* _Set problem_
In the data below, find every line with the string "bsigma" and pull it out.

(Records from a dataset)

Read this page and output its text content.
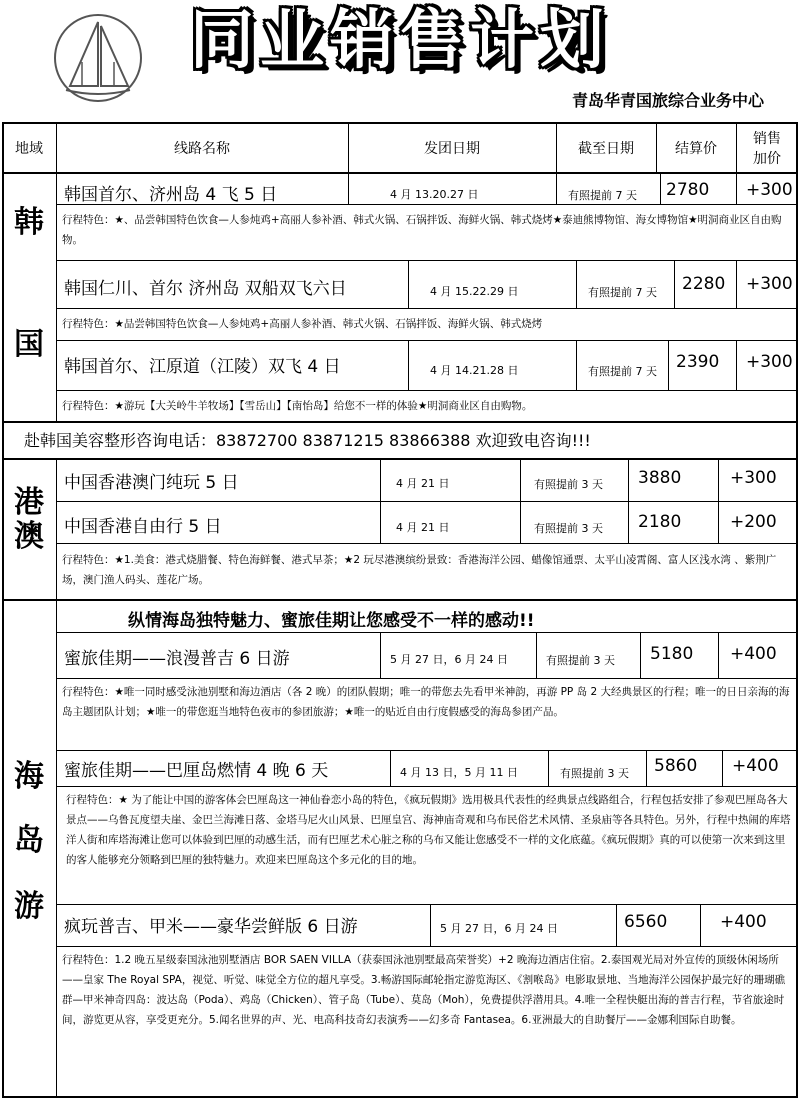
同业销售计划
青岛华青国旅综合业务中心
地域	线路名称	发团日期	截至日期	结算价
销售
加价
韩
国
韩国首尔、济州岛 4 飞 5 日	4 月 13.20.27 日	有照提前 7 天 2780 +300
行程特色：★、品尝韩国特色饮食—人参炖鸡+高丽人参补酒、韩式火锅、石锅拌饭、海鲜火锅、韩式烧烤★泰迪熊博物馆、海女博物馆★明洞商业区自由购物。
韩国仁川、首尔 济州岛 双船双飞六日	4 月 15.22.29 日	有照提前 7 天 2280 +300
行程特色：★品尝韩国特色饮食—人参炖鸡+高丽人参补酒、韩式火锅、石锅拌饭、海鲜火锅、韩式烧烤
韩国首尔、江原道（江陵）双飞 4 日	4 月 14.21.28 日	有照提前 7 天 2390 +300
行程特色：★游玩【大关岭牛羊牧场】【雪岳山】【南怡岛】给您不一样的体验★明洞商业区自由购物。
赴韩国美容整形咨询电话：83872700 83871215 83866388 欢迎致电咨询!!!
港
澳
中国香港澳门纯玩 5 日	4 月 21 日	有照提前 3 天 3880	+300
中国香港自由行 5 日	4 月 21 日	有照提前 3 天 2180	+200
行程特色：★1.美食：港式烧腊餐、特色海鲜餐、港式早茶；★2 玩尽港澳缤纷景致：香港海洋公园、蜡像馆通票、太平山凌霄阁、富人区浅水湾 、紫荆广场，澳门渔人码头、莲花广场。
海
岛
游
纵情海岛独特魅力、蜜旅佳期让您感受不一样的感动!!
蜜旅佳期——浪漫普吉 6 日游	5 月 27 日，6 月 24 日	有照提前 3 天 5180 +400
行程特色：★唯一同时感受泳池别墅和海边酒店（各 2 晚）的团队假期；唯一的带您去先看甲米神韵，再游 PP 岛 2 大经典景区的行程；唯一的日日亲海的海岛主题团队计划；★唯一的带您逛当地特色夜市的参团旅游；★唯一的贴近自由行度假感受的海岛参团产品。
蜜旅佳期——巴厘岛燃情 4 晚 6 天	4 月 13 日，5 月 11 日	有照提前 3 天 5860 +400
行程特色：★ 为了能让中国的游客体会巴厘岛这一神仙眷恋小岛的特色，《疯玩假期》选用极具代表性的经典景点线路组合，行程包括安排了参观巴厘岛各大景点——乌鲁瓦度望夫崖、金巴兰海滩日落、金塔马尼火山风景、巴厘皇宫、海神庙奇观和乌布民俗艺术风情、圣泉庙等各具特色。另外，行程中热闹的库塔洋人街和库塔海滩让您可以体验到巴厘的动感生活，而有巴厘艺术心脏之称的乌布又能让您感受不一样的文化底蕴。《疯玩假期》真的可以使第一次来到这里的客人能够充分领略到巴厘的独特魅力。欢迎来巴厘岛这个多元化的目的地。
疯玩普吉、甲米——豪华尝鲜版 6 日游	5 月 27 日，6 月 24 日	6560	+400
行程特色：1.2 晚五星级泰国泳池别墅酒店 BOR SAEN VILLA（获泰国泳池别墅最高荣誉奖）+2 晚海边酒店住宿。2.泰国观光局对外宣传的顶级休闲场所——皇家 The Royal SPA，视觉、听觉、味觉全方位的超凡享受。3.畅游国际邮轮指定游览海区、《割喉岛》电影取景地、当地海洋公园保护最完好的珊瑚礁群—甲米神奇四岛：波达岛（Poda）、鸡岛（Chicken）、管子岛（Tube）、莫岛（Moh），免费提供浮潜用具。4.唯一全程快艇出海的普吉行程，节省旅途时间，游览更从容，享受更充分。5.闻名世界的声、光、电高科技奇幻表演秀——幻多奇 Fantasea。6.亚洲最大的自助餐厅——金娜利国际自助餐。
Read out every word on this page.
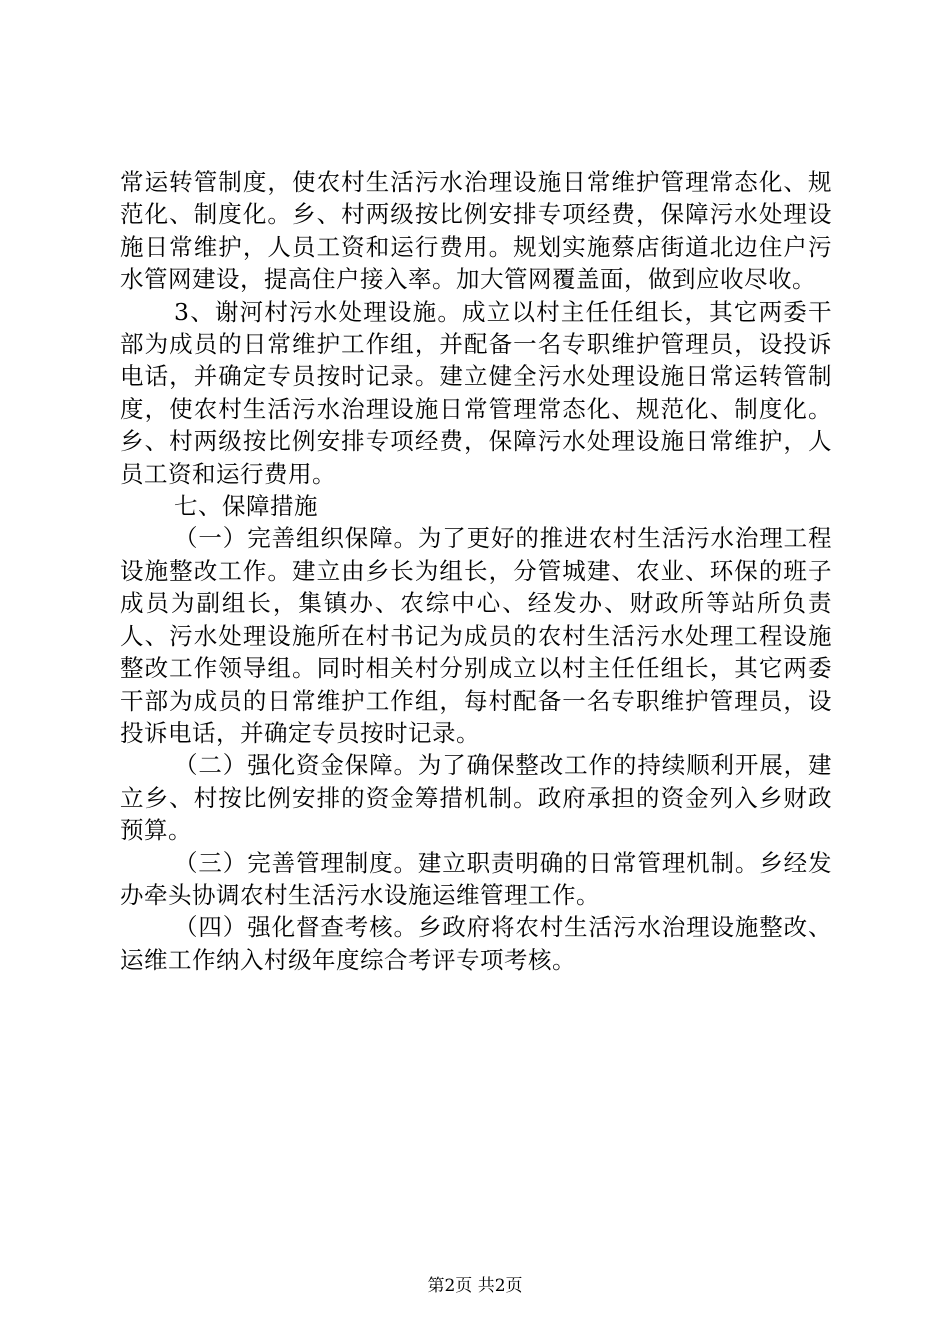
常运转管制度，使农村生活污水治理设施日常维护管理常态化、规范化、制度化。乡、村两级按比例安排专项经费，保障污水处理设施日常维护，人员工资和运行费用。规划实施蔡店街道北边住户污水管网建设，提高住户接入率。加大管网覆盖面，做到应收尽收。

3、谢河村污水处理设施。成立以村主任任组长，其它两委干部为成员的日常维护工作组，并配备一名专职维护管理员，设投诉电话，并确定专员按时记录。建立健全污水处理设施日常运转管制度，使农村生活污水治理设施日常管理常态化、规范化、制度化。乡、村两级按比例安排专项经费，保障污水处理设施日常维护，人员工资和运行费用。

七、保障措施

（一）完善组织保障。为了更好的推进农村生活污水治理工程设施整改工作。建立由乡长为组长，分管城建、农业、环保的班子成员为副组长，集镇办、农综中心、经发办、财政所等站所负责人、污水处理设施所在村书记为成员的农村生活污水处理工程设施整改工作领导组。同时相关村分别成立以村主任任组长，其它两委干部为成员的日常维护工作组，每村配备一名专职维护管理员，设投诉电话，并确定专员按时记录。

（二）强化资金保障。为了确保整改工作的持续顺利开展，建立乡、村按比例安排的资金筹措机制。政府承担的资金列入乡财政预算。

（三）完善管理制度。建立职责明确的日常管理机制。乡经发办牵头协调农村生活污水设施运维管理工作。

（四）强化督查考核。乡政府将农村生活污水治理设施整改、运维工作纳入村级年度综合考评专项考核。

第2页 共2页
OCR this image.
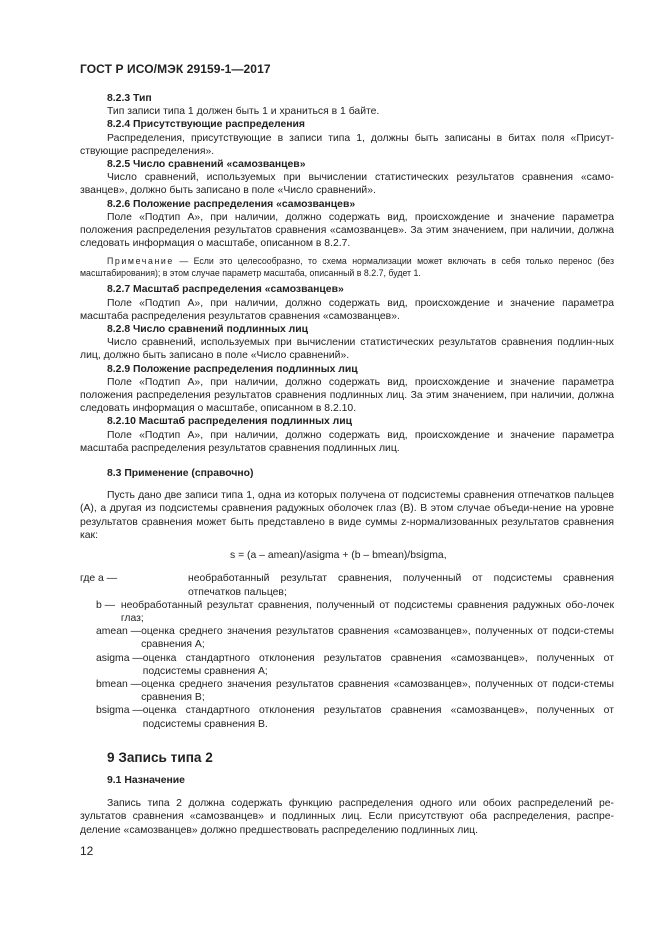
ГОСТ Р ИСО/МЭК 29159-1—2017

8.2.3 Тип

Тип записи типа 1 должен быть 1 и храниться в 1 байте.

8.2.4 Присутствующие распределения

Распределения, присутствующие в записи типа 1, должны быть записаны в битах поля «Присут-ствующие распределения».

8.2.5 Число сравнений «самозванцев»

Число сравнений, используемых при вычислении статистических результатов сравнения «само-званцев», должно быть записано в поле «Число сравнений».

8.2.6 Положение распределения «самозванцев»

Поле «Подтип A», при наличии, должно содержать вид, происхождение и значение параметра положения распределения результатов сравнения «самозванцев». За этим значением, при наличии, должна следовать информация о масштабе, описанном в 8.2.7.

Примечание — Если это целесообразно, то схема нормализации может включать в себя только перенос (без масштабирования); в этом случае параметр масштаба, описанный в 8.2.7, будет 1.

8.2.7 Масштаб распределения «самозванцев»

Поле «Подтип A», при наличии, должно содержать вид, происхождение и значение параметра масштаба распределения результатов сравнения «самозванцев».

8.2.8 Число сравнений подлинных лиц

Число сравнений, используемых при вычислении статистических результатов сравнения подлин-ных лиц, должно быть записано в поле «Число сравнений».

8.2.9 Положение распределения подлинных лиц

Поле «Подтип A», при наличии, должно содержать вид, происхождение и значение параметра положения распределения результатов сравнения подлинных лиц. За этим значением, при наличии, должна следовать информация о масштабе, описанном в 8.2.10.

8.2.10 Масштаб распределения подлинных лиц

Поле «Подтип A», при наличии, должно содержать вид, происхождение и значение параметра масштаба распределения результатов сравнения подлинных лиц.

8.3 Применение (справочно)

Пусть дано две записи типа 1, одна из которых получена от подсистемы сравнения отпечатков пальцев (A), а другая из подсистемы сравнения радужных оболочек глаз (B). В этом случае объеди-нение на уровне результатов сравнения может быть представлено в виде суммы z-нормализованных результатов сравнения как:

s = (a – amean)/asigma + (b – bmean)/bsigma,

где a —	необработанный результат сравнения, полученный от подсистемы сравнения отпечатков пальцев;
b — необработанный результат сравнения, полученный от подсистемы сравнения радужных обо-лочек глаз;
amean — оценка среднего значения результатов сравнения «самозванцев», полученных от подси-стемы сравнения A;
asigma — оценка стандартного отклонения результатов сравнения «самозванцев», полученных от подсистемы сравнения A;
bmean — оценка среднего значения результатов сравнения «самозванцев», полученных от подси-стемы сравнения B;
bsigma — оценка стандартного отклонения результатов сравнения «самозванцев», полученных от подсистемы сравнения B.

9 Запись типа 2

9.1 Назначение

Запись типа 2 должна содержать функцию распределения одного или обоих распределений ре-зультатов сравнения «самозванцев» и подлинных лиц. Если присутствуют оба распределения, распре-деление «самозванцев» должно предшествовать распределению подлинных лиц.

12
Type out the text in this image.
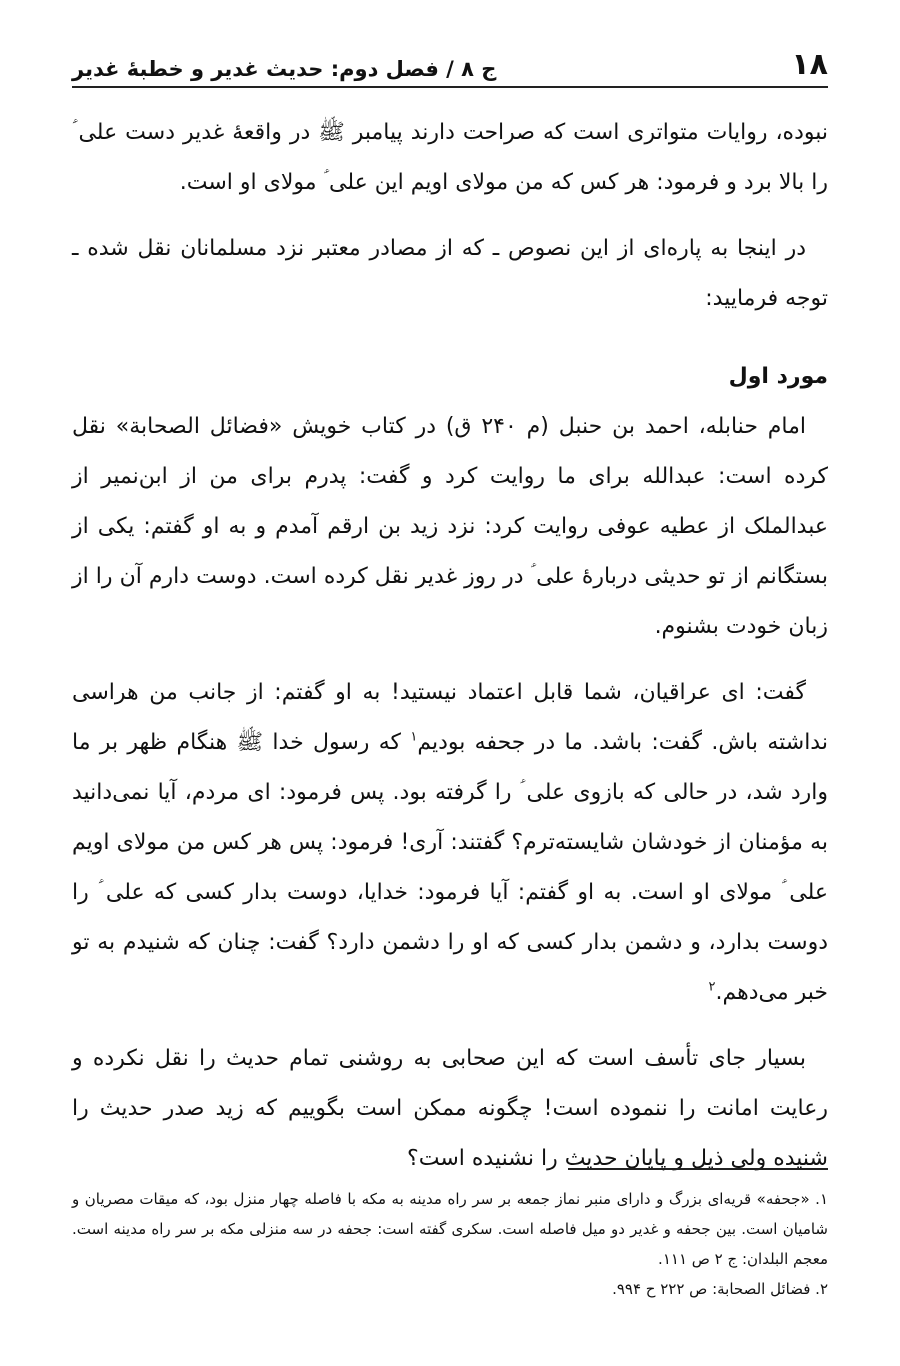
۱۸
ج ۸ / فصل دوم: حدیث غدیر و خطبۀ غدیر

نبوده، روایات متواتری است که صراحت دارند پیامبر ﷺ در واقعۀ غدیر دست علی ؑ را بالا برد و فرمود: هر کس که من مولای اویم این علی ؑ مولای او است.

در اینجا به پاره‌ای از این نصوص ـ که از مصادر معتبر نزد مسلمانان نقل شده ـ توجه فرمایید:

مورد اول

امام حنابله، احمد بن حنبل (م ۲۴۰ ق) در کتاب خویش «فضائل الصحابة» نقل کرده است: عبدالله برای ما روایت کرد و گفت: پدرم برای من از ابن‌نمیر از عبدالملک از عطیه عوفی روایت کرد: نزد زید بن ارقم آمدم و به او گفتم: یکی از بستگانم از تو حدیثی دربارۀ علی ؑ در روز غدیر نقل کرده است. دوست دارم آن را از زبان خودت بشنوم.

گفت: ای عراقیان، شما قابل اعتماد نیستید! به او گفتم: از جانب من هراسی نداشته باش. گفت: باشد. ما در جحفه بودیم$^۱$ که رسول خدا ﷺ هنگام ظهر بر ما وارد شد، در حالی که بازوی علی ؑ را گرفته بود. پس فرمود: ای مردم، آیا نمی‌دانید به مؤمنان از خودشان شایسته‌ترم؟ گفتند: آری! فرمود: پس هر کس من مولای اویم علی ؑ مولای او است. به او گفتم: آیا فرمود: خدایا، دوست بدار کسی که علی ؑ را دوست بدارد، و دشمن بدار کسی که او را دشمن دارد؟ گفت: چنان که شنیدم به تو خبر می‌دهم.$^۲$

بسیار جای تأسف است که این صحابی به روشنی تمام حدیث را نقل نکرده و رعایت امانت را ننموده است! چگونه ممکن است بگوییم که زید صدر حدیث را شنیده ولی ذیل و پایان حدیث را نشنیده است؟

۱. «جحفه» قریه‌ای بزرگ و دارای منبر نماز جمعه بر سر راه مدینه به مکه با فاصله چهار منزل بود، که میقات مصریان و شامیان است. بین جحفه و غدیر دو میل فاصله است. سکری گفته است: جحفه در سه منزلی مکه بر سر راه مدینه است. معجم البلدان: ج ۲ ص ۱۱۱.

۲. فضائل الصحابة: ص ۲۲۲ ح ۹۹۴.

* _Solution for this task_
s = (a – amean)/asigma + (b – bmean)/bsigma,
bsigma — оценка стандартного отклонения результатов сравнения «самозванцев», полученных от подсистемы сравнения B.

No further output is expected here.